**Task to complete**
Repeat every record below exactly, but leave out any pictures.

<<<<

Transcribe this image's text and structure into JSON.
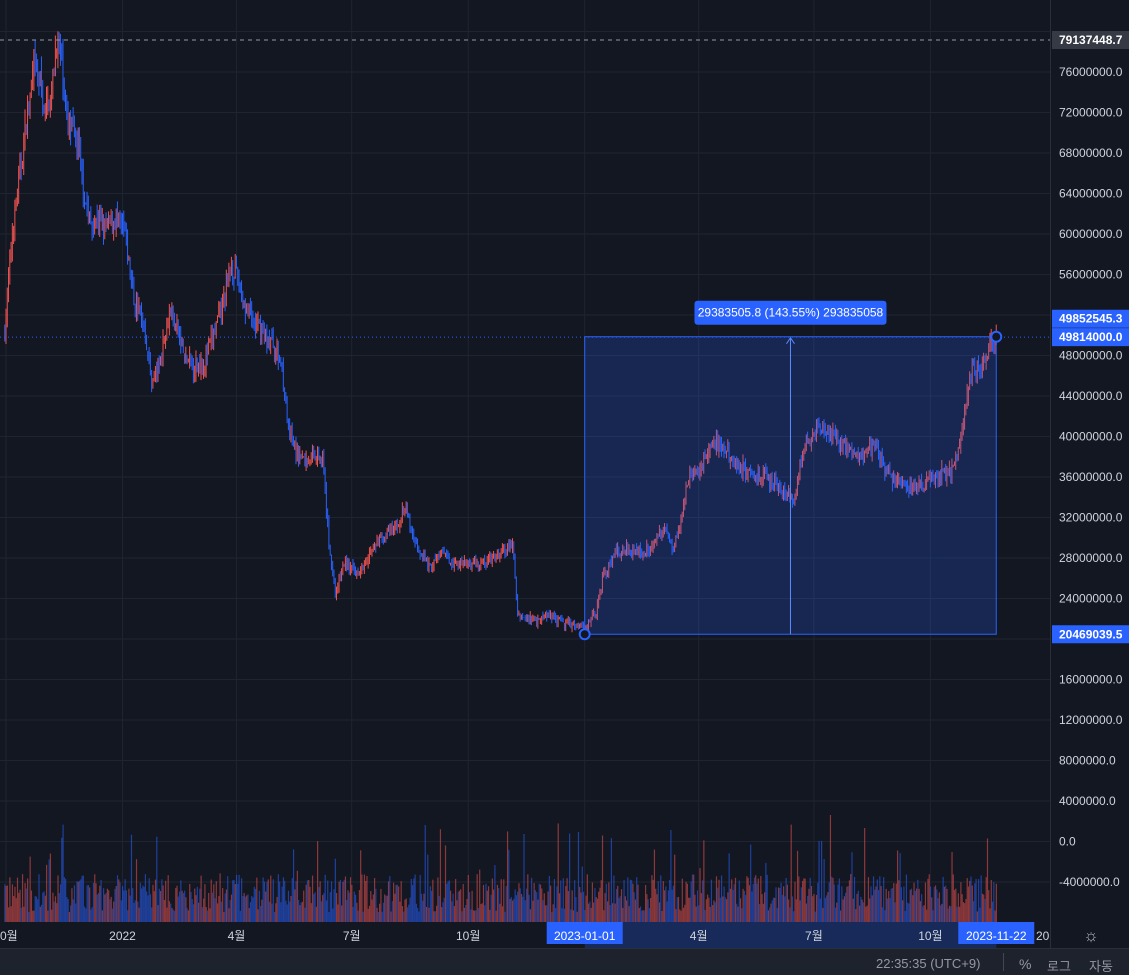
{
  "chart_data": {
    "type": "candlestick",
    "y_axis": {
      "ticks": [
        76000000,
        72000000,
        68000000,
        64000000,
        60000000,
        56000000,
        48000000,
        44000000,
        40000000,
        36000000,
        32000000,
        28000000,
        24000000,
        16000000,
        12000000,
        8000000,
        4000000,
        0,
        -4000000
      ],
      "tick_labels": [
        "76000000.0",
        "72000000.0",
        "68000000.0",
        "64000000.0",
        "60000000.0",
        "56000000.0",
        "48000000.0",
        "44000000.0",
        "40000000.0",
        "36000000.0",
        "32000000.0",
        "28000000.0",
        "24000000.0",
        "16000000.0",
        "12000000.0",
        "8000000.0",
        "4000000.0",
        "0.0",
        "-4000000.0"
      ],
      "ylim": [
        -8500000,
        81500000
      ]
    },
    "x_axis": {
      "ticks": [
        "2021-10-01",
        "2022-01-01",
        "2022-04-01",
        "2022-07-01",
        "2022-10-01",
        "2023-04-01",
        "2023-07-01",
        "2023-10-01"
      ],
      "tick_labels": [
        "0월",
        "2022",
        "4월",
        "7월",
        "10월",
        "4월",
        "7월",
        "10월"
      ],
      "clipped_right_label": "20",
      "xlim": [
        "2021-09-30",
        "2024-01-05"
      ]
    },
    "price_path": [
      [
        "2021-09-30",
        50500000
      ],
      [
        "2021-10-06",
        60000000
      ],
      [
        "2021-10-12",
        66000000
      ],
      [
        "2021-10-18",
        72000000
      ],
      [
        "2021-10-23",
        76000000
      ],
      [
        "2021-10-27",
        75500000
      ],
      [
        "2021-11-01",
        72000000
      ],
      [
        "2021-11-06",
        74000000
      ],
      [
        "2021-11-10",
        79000000
      ],
      [
        "2021-11-14",
        77000000
      ],
      [
        "2021-11-18",
        71000000
      ],
      [
        "2021-11-23",
        70000000
      ],
      [
        "2021-11-27",
        68500000
      ],
      [
        "2021-12-03",
        63000000
      ],
      [
        "2021-12-08",
        60500000
      ],
      [
        "2021-12-12",
        61500000
      ],
      [
        "2021-12-18",
        60500000
      ],
      [
        "2021-12-26",
        61500000
      ],
      [
        "2022-01-03",
        60000000
      ],
      [
        "2022-01-10",
        53500000
      ],
      [
        "2022-01-18",
        51000000
      ],
      [
        "2022-01-24",
        45500000
      ],
      [
        "2022-01-30",
        47000000
      ],
      [
        "2022-02-07",
        52500000
      ],
      [
        "2022-02-12",
        51000000
      ],
      [
        "2022-02-20",
        47500000
      ],
      [
        "2022-02-27",
        47000000
      ],
      [
        "2022-03-07",
        47500000
      ],
      [
        "2022-03-15",
        50500000
      ],
      [
        "2022-03-22",
        53500000
      ],
      [
        "2022-03-28",
        57000000
      ],
      [
        "2022-04-02",
        55500000
      ],
      [
        "2022-04-10",
        52000000
      ],
      [
        "2022-04-20",
        50500000
      ],
      [
        "2022-04-30",
        49000000
      ],
      [
        "2022-05-07",
        47000000
      ],
      [
        "2022-05-12",
        40500000
      ],
      [
        "2022-05-18",
        38500000
      ],
      [
        "2022-05-26",
        37500000
      ],
      [
        "2022-06-03",
        38500000
      ],
      [
        "2022-06-08",
        38000000
      ],
      [
        "2022-06-13",
        29500000
      ],
      [
        "2022-06-18",
        24500000
      ],
      [
        "2022-06-25",
        27500000
      ],
      [
        "2022-07-05",
        26500000
      ],
      [
        "2022-07-15",
        28500000
      ],
      [
        "2022-07-25",
        30000000
      ],
      [
        "2022-08-05",
        31000000
      ],
      [
        "2022-08-12",
        33000000
      ],
      [
        "2022-08-20",
        29500000
      ],
      [
        "2022-09-01",
        27000000
      ],
      [
        "2022-09-10",
        28500000
      ],
      [
        "2022-09-20",
        27500000
      ],
      [
        "2022-10-01",
        27500000
      ],
      [
        "2022-10-15",
        27500000
      ],
      [
        "2022-10-28",
        28500000
      ],
      [
        "2022-11-05",
        29500000
      ],
      [
        "2022-11-09",
        22500000
      ],
      [
        "2022-11-15",
        22000000
      ],
      [
        "2022-11-25",
        22000000
      ],
      [
        "2022-12-05",
        22500000
      ],
      [
        "2022-12-15",
        21500000
      ],
      [
        "2022-12-25",
        21500000
      ],
      [
        "2023-01-01",
        21300000
      ],
      [
        "2023-01-10",
        22500000
      ],
      [
        "2023-01-15",
        26000000
      ],
      [
        "2023-01-25",
        28500000
      ],
      [
        "2023-02-05",
        29000000
      ],
      [
        "2023-02-15",
        28500000
      ],
      [
        "2023-02-25",
        29500000
      ],
      [
        "2023-03-05",
        31000000
      ],
      [
        "2023-03-12",
        29000000
      ],
      [
        "2023-03-18",
        32000000
      ],
      [
        "2023-03-25",
        36000000
      ],
      [
        "2023-04-05",
        37500000
      ],
      [
        "2023-04-14",
        39500000
      ],
      [
        "2023-04-22",
        38500000
      ],
      [
        "2023-05-01",
        37500000
      ],
      [
        "2023-05-10",
        36500000
      ],
      [
        "2023-05-20",
        36000000
      ],
      [
        "2023-06-01",
        35500000
      ],
      [
        "2023-06-10",
        34000000
      ],
      [
        "2023-06-16",
        33500000
      ],
      [
        "2023-06-22",
        38500000
      ],
      [
        "2023-06-30",
        40500000
      ],
      [
        "2023-07-10",
        40500000
      ],
      [
        "2023-07-20",
        39500000
      ],
      [
        "2023-08-01",
        38500000
      ],
      [
        "2023-08-12",
        38500000
      ],
      [
        "2023-08-20",
        39000000
      ],
      [
        "2023-08-28",
        36000000
      ],
      [
        "2023-09-08",
        35500000
      ],
      [
        "2023-09-20",
        35000000
      ],
      [
        "2023-10-01",
        35500000
      ],
      [
        "2023-10-12",
        36500000
      ],
      [
        "2023-10-20",
        37000000
      ],
      [
        "2023-10-25",
        40000000
      ],
      [
        "2023-11-01",
        46000000
      ],
      [
        "2023-11-10",
        47000000
      ],
      [
        "2023-11-18",
        49000000
      ],
      [
        "2023-11-22",
        49800000
      ]
    ],
    "price_labels": {
      "top_dashed_line": "79137448.7",
      "upper_mark": "49852545.3",
      "current_price": "49814000.0",
      "range_low": "20469039.5"
    },
    "measure_tool": {
      "start_date": "2023-01-01",
      "end_date": "2023-11-22",
      "low": 20469039.5,
      "high": 49852545.3,
      "label": "29383505.8 (143.55%) 293835058",
      "x_start_label": "2023-01-01",
      "x_end_label": "2023-11-22"
    },
    "colors": {
      "up": "#ef5350",
      "down": "#2962ff",
      "background": "#131722",
      "grid": "#1f2430",
      "measure_fill": "#2962ff",
      "label_bg": "#2962ff",
      "dark_label_bg": "#363a45"
    }
  },
  "status_bar": {
    "time": "22:35:35 (UTC+9)",
    "percent": "%",
    "log": "로그",
    "auto": "자동"
  },
  "icons": {
    "settings": "gear-icon"
  }
}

>>>>

**Task response**
Transcribe this image's text and structure into JSON.
{
  "chart_data": {
    "type": "candlestick",
    "y_axis": {
      "ticks": [
        76000000,
        72000000,
        68000000,
        64000000,
        60000000,
        56000000,
        48000000,
        44000000,
        40000000,
        36000000,
        32000000,
        28000000,
        24000000,
        16000000,
        12000000,
        8000000,
        4000000,
        0,
        -4000000
      ],
      "tick_labels": [
        "76000000.0",
        "72000000.0",
        "68000000.0",
        "64000000.0",
        "60000000.0",
        "56000000.0",
        "48000000.0",
        "44000000.0",
        "40000000.0",
        "36000000.0",
        "32000000.0",
        "28000000.0",
        "24000000.0",
        "16000000.0",
        "12000000.0",
        "8000000.0",
        "4000000.0",
        "0.0",
        "-4000000.0"
      ],
      "ylim": [
        -8500000,
        81500000
      ]
    },
    "x_axis": {
      "ticks": [
        "2021-10-01",
        "2022-01-01",
        "2022-04-01",
        "2022-07-01",
        "2022-10-01",
        "2023-04-01",
        "2023-07-01",
        "2023-10-01"
      ],
      "tick_labels": [
        "0월",
        "2022",
        "4월",
        "7월",
        "10월",
        "4월",
        "7월",
        "10월"
      ],
      "clipped_right_label": "20",
      "xlim": [
        "2021-09-30",
        "2024-01-05"
      ]
    },
    "price_path": [
      [
        "2021-09-30",
        50500000
      ],
      [
        "2021-10-06",
        60000000
      ],
      [
        "2021-10-12",
        66000000
      ],
      [
        "2021-10-18",
        72000000
      ],
      [
        "2021-10-23",
        76000000
      ],
      [
        "2021-10-27",
        75500000
      ],
      [
        "2021-11-01",
        72000000
      ],
      [
        "2021-11-06",
        74000000
      ],
      [
        "2021-11-10",
        79000000
      ],
      [
        "2021-11-14",
        77000000
      ],
      [
        "2021-11-18",
        71000000
      ],
      [
        "2021-11-23",
        70000000
      ],
      [
        "2021-11-27",
        68500000
      ],
      [
        "2021-12-03",
        63000000
      ],
      [
        "2021-12-08",
        60500000
      ],
      [
        "2021-12-12",
        61500000
      ],
      [
        "2021-12-18",
        60500000
      ],
      [
        "2021-12-26",
        61500000
      ],
      [
        "2022-01-03",
        60000000
      ],
      [
        "2022-01-10",
        53500000
      ],
      [
        "2022-01-18",
        51000000
      ],
      [
        "2022-01-24",
        45500000
      ],
      [
        "2022-01-30",
        47000000
      ],
      [
        "2022-02-07",
        52500000
      ],
      [
        "2022-02-12",
        51000000
      ],
      [
        "2022-02-20",
        47500000
      ],
      [
        "2022-02-27",
        47000000
      ],
      [
        "2022-03-07",
        47500000
      ],
      [
        "2022-03-15",
        50500000
      ],
      [
        "2022-03-22",
        53500000
      ],
      [
        "2022-03-28",
        57000000
      ],
      [
        "2022-04-02",
        55500000
      ],
      [
        "2022-04-10",
        52000000
      ],
      [
        "2022-04-20",
        50500000
      ],
      [
        "2022-04-30",
        49000000
      ],
      [
        "2022-05-07",
        47000000
      ],
      [
        "2022-05-12",
        40500000
      ],
      [
        "2022-05-18",
        38500000
      ],
      [
        "2022-05-26",
        37500000
      ],
      [
        "2022-06-03",
        38500000
      ],
      [
        "2022-06-08",
        38000000
      ],
      [
        "2022-06-13",
        29500000
      ],
      [
        "2022-06-18",
        24500000
      ],
      [
        "2022-06-25",
        27500000
      ],
      [
        "2022-07-05",
        26500000
      ],
      [
        "2022-07-15",
        28500000
      ],
      [
        "2022-07-25",
        30000000
      ],
      [
        "2022-08-05",
        31000000
      ],
      [
        "2022-08-12",
        33000000
      ],
      [
        "2022-08-20",
        29500000
      ],
      [
        "2022-09-01",
        27000000
      ],
      [
        "2022-09-10",
        28500000
      ],
      [
        "2022-09-20",
        27500000
      ],
      [
        "2022-10-01",
        27500000
      ],
      [
        "2022-10-15",
        27500000
      ],
      [
        "2022-10-28",
        28500000
      ],
      [
        "2022-11-05",
        29500000
      ],
      [
        "2022-11-09",
        22500000
      ],
      [
        "2022-11-15",
        22000000
      ],
      [
        "2022-11-25",
        22000000
      ],
      [
        "2022-12-05",
        22500000
      ],
      [
        "2022-12-15",
        21500000
      ],
      [
        "2022-12-25",
        21500000
      ],
      [
        "2023-01-01",
        21300000
      ],
      [
        "2023-01-10",
        22500000
      ],
      [
        "2023-01-15",
        26000000
      ],
      [
        "2023-01-25",
        28500000
      ],
      [
        "2023-02-05",
        29000000
      ],
      [
        "2023-02-15",
        28500000
      ],
      [
        "2023-02-25",
        29500000
      ],
      [
        "2023-03-05",
        31000000
      ],
      [
        "2023-03-12",
        29000000
      ],
      [
        "2023-03-18",
        32000000
      ],
      [
        "2023-03-25",
        36000000
      ],
      [
        "2023-04-05",
        37500000
      ],
      [
        "2023-04-14",
        39500000
      ],
      [
        "2023-04-22",
        38500000
      ],
      [
        "2023-05-01",
        37500000
      ],
      [
        "2023-05-10",
        36500000
      ],
      [
        "2023-05-20",
        36000000
      ],
      [
        "2023-06-01",
        35500000
      ],
      [
        "2023-06-10",
        34000000
      ],
      [
        "2023-06-16",
        33500000
      ],
      [
        "2023-06-22",
        38500000
      ],
      [
        "2023-06-30",
        40500000
      ],
      [
        "2023-07-10",
        40500000
      ],
      [
        "2023-07-20",
        39500000
      ],
      [
        "2023-08-01",
        38500000
      ],
      [
        "2023-08-12",
        38500000
      ],
      [
        "2023-08-20",
        39000000
      ],
      [
        "2023-08-28",
        36000000
      ],
      [
        "2023-09-08",
        35500000
      ],
      [
        "2023-09-20",
        35000000
      ],
      [
        "2023-10-01",
        35500000
      ],
      [
        "2023-10-12",
        36500000
      ],
      [
        "2023-10-20",
        37000000
      ],
      [
        "2023-10-25",
        40000000
      ],
      [
        "2023-11-01",
        46000000
      ],
      [
        "2023-11-10",
        47000000
      ],
      [
        "2023-11-18",
        49000000
      ],
      [
        "2023-11-22",
        49800000
      ]
    ],
    "price_labels": {
      "top_dashed_line": "79137448.7",
      "upper_mark": "49852545.3",
      "current_price": "49814000.0",
      "range_low": "20469039.5"
    },
    "measure_tool": {
      "start_date": "2023-01-01",
      "end_date": "2023-11-22",
      "low": 20469039.5,
      "high": 49852545.3,
      "label": "29383505.8 (143.55%) 293835058",
      "x_start_label": "2023-01-01",
      "x_end_label": "2023-11-22"
    },
    "colors": {
      "up": "#ef5350",
      "down": "#2962ff",
      "background": "#131722",
      "grid": "#1f2430",
      "measure_fill": "#2962ff",
      "label_bg": "#2962ff",
      "dark_label_bg": "#363a45"
    }
  },
  "status_bar": {
    "time": "22:35:35 (UTC+9)",
    "percent": "%",
    "log": "로그",
    "auto": "자동"
  },
  "icons": {
    "settings": "gear-icon"
  }
}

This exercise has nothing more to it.